● **The request**:
Omit all pictures. Copy the rest of the material exactly.

● **Material for the task**:

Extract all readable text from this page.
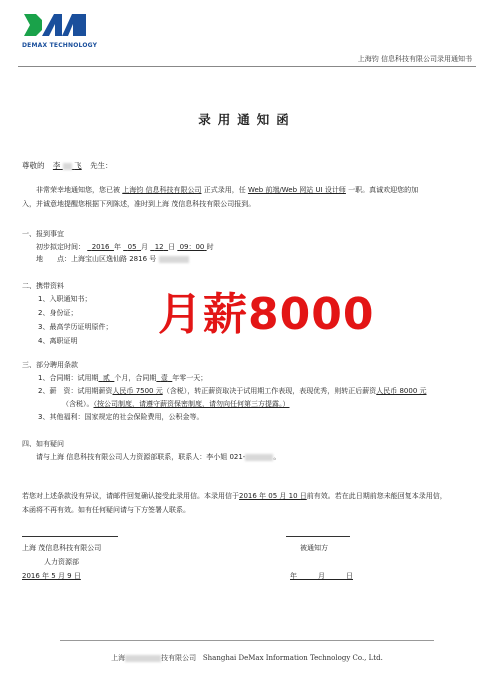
DEMAX TECHNOLOGY
上海钧 信息科技有限公司录用通知书
录用通知函
尊敬的 李 飞 先生：
非常荣幸地通知您，您已被 上海钧 信息科技有限公司 正式录用，任 Web 前端/Web 网站 UI 设计师 一职。真诚欢迎您的加
入，并诚意地提醒您根据下列陈述，准时到上海 茂信息科技有限公司报到。
一、报到事宜
初步拟定时间： 2016 年 05 月 12 日 09：00 时
地　　点：上海宝山区逸仙路 2816 号
二、携带资料
1、入职通知书；
2、身份证；
3、最高学历证明原件；
4、离职证明
月薪8000
三、部分聘用条款
1、合同期：试用期 贰 个月，合同期 壹 年零一天；
2、薪　资：试用期薪资人民币 7500 元（含税），转正薪资取决于试用期工作表现，表现优秀，则转正后薪资人民币 8000 元
（含税）。（按公司制度，请遵守薪资保密制度，请勿向任何第三方提露。）
3、其他福利：国家规定的社会保险费用，公积金等。
四、如有疑问
请与上海 信息科技有限公司人力资源部联系，联系人：李小姐 021-	。
若您对上述条款没有异议，请邮件回复确认接受此录用信。本录用信于2016 年 05 月 10 日前有效。若在此日期前您未能回复本录用信，
本函将不再有效。如有任何疑问请与下方签署人联系。
上海 茂信息科技有限公司
人力资源部
2016 年 5 月 9 日
被通知方
年　　　月　　　日
上海	技有限公司 Shanghai DeMax Information Technology Co., Ltd.
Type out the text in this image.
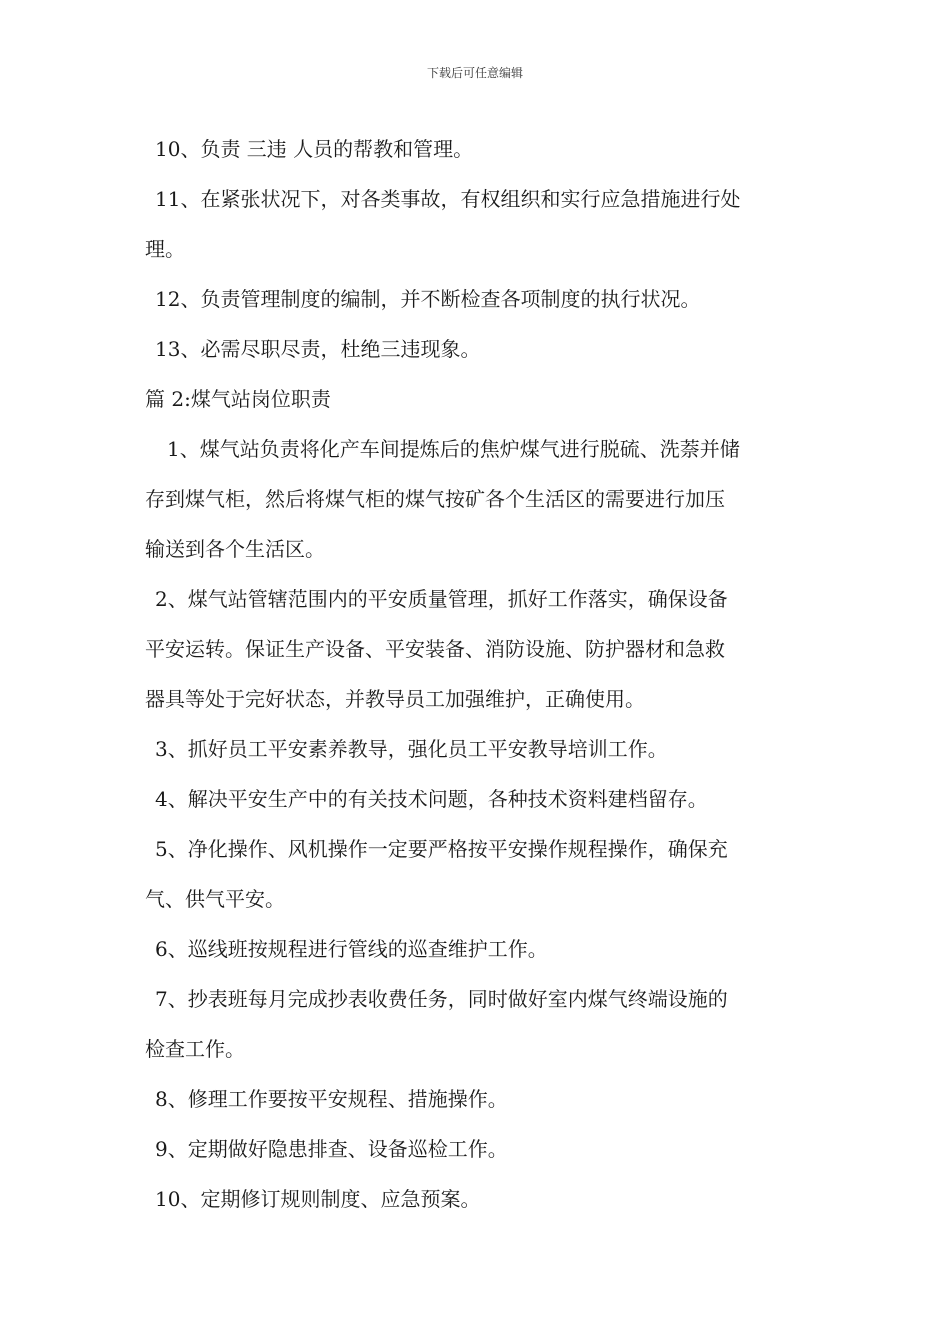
下载后可任意编辑
10、负责 三违 人员的帮教和管理。
11、在紧张状况下，对各类事故，有权组织和实行应急措施进行处
理。
12、负责管理制度的编制，并不断检查各项制度的执行状况。
13、必需尽职尽责，杜绝三违现象。
篇 2:煤气站岗位职责
1、煤气站负责将化产车间提炼后的焦炉煤气进行脱硫、洗萘并储
存到煤气柜，然后将煤气柜的煤气按矿各个生活区的需要进行加压
输送到各个生活区。
2、煤气站管辖范围内的平安质量管理，抓好工作落实，确保设备
平安运转。保证生产设备、平安装备、消防设施、防护器材和急救
器具等处于完好状态，并教导员工加强维护，正确使用。
3、抓好员工平安素养教导，强化员工平安教导培训工作。
4、解决平安生产中的有关技术问题，各种技术资料建档留存。
5、净化操作、风机操作一定要严格按平安操作规程操作，确保充
气、供气平安。
6、巡线班按规程进行管线的巡查维护工作。
7、抄表班每月完成抄表收费任务，同时做好室内煤气终端设施的
检查工作。
8、修理工作要按平安规程、措施操作。
9、定期做好隐患排查、设备巡检工作。
10、定期修订规则制度、应急预案。
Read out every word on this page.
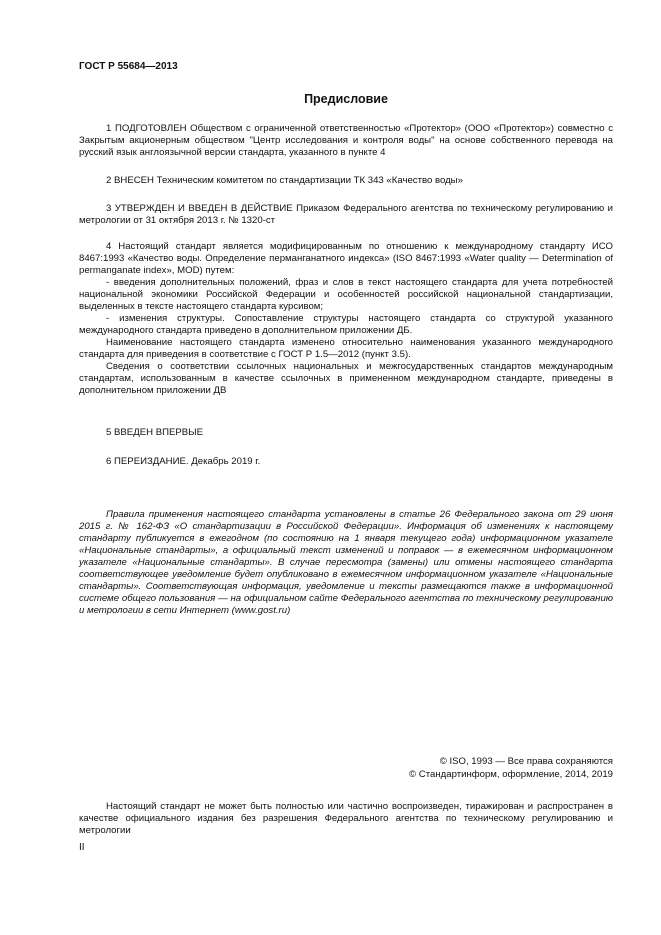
ГОСТ Р 55684—2013
Предисловие

1 ПОДГОТОВЛЕН Обществом с ограниченной ответственностью «Протектор» (ООО «Протектор») совместно с Закрытым акционерным обществом "Центр исследования и контроля воды" на основе собственного перевода на русский язык англоязычной версии стандарта, указанного в пункте 4

2 ВНЕСЕН Техническим комитетом по стандартизации ТК 343 «Качество воды»

3 УТВЕРЖДЕН И ВВЕДЕН В ДЕЙСТВИЕ Приказом Федерального агентства по техническому регулированию и метрологии от 31 октября 2013 г. № 1320-ст

4 Настоящий стандарт является модифицированным по отношению к международному стандарту ИСО 8467:1993 «Качество воды. Определение перманганатного индекса» (ISO 8467:1993 «Water quality — Determination of permanganate index», MOD) путем:

- введения дополнительных положений, фраз и слов в текст настоящего стандарта для учета потребностей национальной экономики Российской Федерации и особенностей российской национальной стандартизации, выделенных в тексте настоящего стандарта курсивом;

- изменения структуры. Сопоставление структуры настоящего стандарта со структурой указанного международного стандарта приведено в дополнительном приложении ДБ.

Наименование настоящего стандарта изменено относительно наименования указанного международного стандарта для приведения в соответствие с ГОСТ Р 1.5—2012 (пункт 3.5).

Сведения о соответствии ссылочных национальных и межгосударственных стандартов международным стандартам, использованным в качестве ссылочных в примененном международном стандарте, приведены в дополнительном приложении ДВ

5 ВВЕДЕН ВПЕРВЫЕ

6 ПЕРЕИЗДАНИЕ. Декабрь 2019 г.

Правила применения настоящего стандарта установлены в статье 26 Федерального закона от 29 июня 2015 г. № 162-ФЗ «О стандартизации в Российской Федерации». Информация об изменениях к настоящему стандарту публикуется в ежегодном (по состоянию на 1 января текущего года) информационном указателе «Национальные стандарты», а официальный текст изменений и поправок — в ежемесячном информационном указателе «Национальные стандарты». В случае пересмотра (замены) или отмены настоящего стандарта соответствующее уведомление будет опубликовано в ежемесячном информационном указателе «Национальные стандарты». Соответствующая информация, уведомление и тексты размещаются также в информационной системе общего пользования — на официальном сайте Федерального агентства по техническому регулированию и метрологии в сети Интернет (www.gost.ru)

© ISO, 1993 — Все права сохраняются
© Стандартинформ, оформление, 2014, 2019

Настоящий стандарт не может быть полностью или частично воспроизведен, тиражирован и распространен в качестве официального издания без разрешения Федерального агентства по техническому регулированию и метрологии

II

● **Answer in full**:
Extract all readable text from this page.
DEMAX TECHNOLOGY
上海钧 信息科技有限公司录用通知书
录用通知函
尊敬的 李 飞 先生：
非常荣幸地通知您，您已被 上海钧 信息科技有限公司 正式录用，任 Web 前端/Web 网站 UI 设计师 一职。真诚欢迎您的加
入，并诚意地提醒您根据下列陈述，准时到上海 茂信息科技有限公司报到。
一、报到事宜
初步拟定时间： 2016 年 05 月 12 日 09：00 时
地　　点：上海宝山区逸仙路 2816 号
二、携带资料
1、入职通知书；
2、身份证；
3、最高学历证明原件；
4、离职证明
月薪8000
三、部分聘用条款
1、合同期：试用期 贰 个月，合同期 壹 年零一天；
2、薪　资：试用期薪资人民币 7500 元（含税），转正薪资取决于试用期工作表现，表现优秀，则转正后薪资人民币 8000 元
（含税）。（按公司制度，请遵守薪资保密制度，请勿向任何第三方提露。）
3、其他福利：国家规定的社会保险费用，公积金等。
四、如有疑问
请与上海 信息科技有限公司人力资源部联系，联系人：李小姐 021-	。
若您对上述条款没有异议，请邮件回复确认接受此录用信。本录用信于2016 年 05 月 10 日前有效。若在此日期前您未能回复本录用信，
本函将不再有效。如有任何疑问请与下方签署人联系。
上海 茂信息科技有限公司
人力资源部
2016 年 5 月 9 日
被通知方
年　　　月　　　日
上海	技有限公司 Shanghai DeMax Information Technology Co., Ltd.
Type out the text in this image.
下载后可任意编辑
10、负责 三违 人员的帮教和管理。
11、在紧张状况下，对各类事故，有权组织和实行应急措施进行处
理。
12、负责管理制度的编制，并不断检查各项制度的执行状况。
13、必需尽职尽责，杜绝三违现象。
篇 2:煤气站岗位职责
1、煤气站负责将化产车间提炼后的焦炉煤气进行脱硫、洗萘并储
存到煤气柜，然后将煤气柜的煤气按矿各个生活区的需要进行加压
输送到各个生活区。
2、煤气站管辖范围内的平安质量管理，抓好工作落实，确保设备
平安运转。保证生产设备、平安装备、消防设施、防护器材和急救
器具等处于完好状态，并教导员工加强维护，正确使用。
3、抓好员工平安素养教导，强化员工平安教导培训工作。
4、解决平安生产中的有关技术问题，各种技术资料建档留存。
5、净化操作、风机操作一定要严格按平安操作规程操作，确保充
气、供气平安。
6、巡线班按规程进行管线的巡查维护工作。
7、抄表班每月完成抄表收费任务，同时做好室内煤气终端设施的
检查工作。
8、修理工作要按平安规程、措施操作。
9、定期做好隐患排查、设备巡检工作。
10、定期修订规则制度、应急预案。
Read out every word on this page.
ГОСТ Р 55684—2013
Предисловие

1 ПОДГОТОВЛЕН Обществом с ограниченной ответственностью «Протектор» (ООО «Протектор») совместно с Закрытым акционерным обществом "Центр исследования и контроля воды" на основе собственного перевода на русский язык англоязычной версии стандарта, указанного в пункте 4

2 ВНЕСЕН Техническим комитетом по стандартизации ТК 343 «Качество воды»

3 УТВЕРЖДЕН И ВВЕДЕН В ДЕЙСТВИЕ Приказом Федерального агентства по техническому регулированию и метрологии от 31 октября 2013 г. № 1320-ст

4 Настоящий стандарт является модифицированным по отношению к международному стандарту ИСО 8467:1993 «Качество воды. Определение перманганатного индекса» (ISO 8467:1993 «Water quality — Determination of permanganate index», MOD) путем:

- введения дополнительных положений, фраз и слов в текст настоящего стандарта для учета потребностей национальной экономики Российской Федерации и особенностей российской национальной стандартизации, выделенных в тексте настоящего стандарта курсивом;

- изменения структуры. Сопоставление структуры настоящего стандарта со структурой указанного международного стандарта приведено в дополнительном приложении ДБ.

Наименование настоящего стандарта изменено относительно наименования указанного международного стандарта для приведения в соответствие с ГОСТ Р 1.5—2012 (пункт 3.5).

Сведения о соответствии ссылочных национальных и межгосударственных стандартов международным стандартам, использованным в качестве ссылочных в примененном международном стандарте, приведены в дополнительном приложении ДВ

5 ВВЕДЕН ВПЕРВЫЕ

6 ПЕРЕИЗДАНИЕ. Декабрь 2019 г.

Правила применения настоящего стандарта установлены в статье 26 Федерального закона от 29 июня 2015 г. № 162-ФЗ «О стандартизации в Российской Федерации». Информация об изменениях к настоящему стандарту публикуется в ежегодном (по состоянию на 1 января текущего года) информационном указателе «Национальные стандарты», а официальный текст изменений и поправок — в ежемесячном информационном указателе «Национальные стандарты». В случае пересмотра (замены) или отмены настоящего стандарта соответствующее уведомление будет опубликовано в ежемесячном информационном указателе «Национальные стандарты». Соответствующая информация, уведомление и тексты размещаются также в информационной системе общего пользования — на официальном сайте Федерального агентства по техническому регулированию и метрологии в сети Интернет (www.gost.ru)

© ISO, 1993 — Все права сохраняются
© Стандартинформ, оформление, 2014, 2019

Настоящий стандарт не может быть полностью или частично воспроизведен, тиражирован и распространен в качестве официального издания без разрешения Федерального агентства по техническому регулированию и метрологии

II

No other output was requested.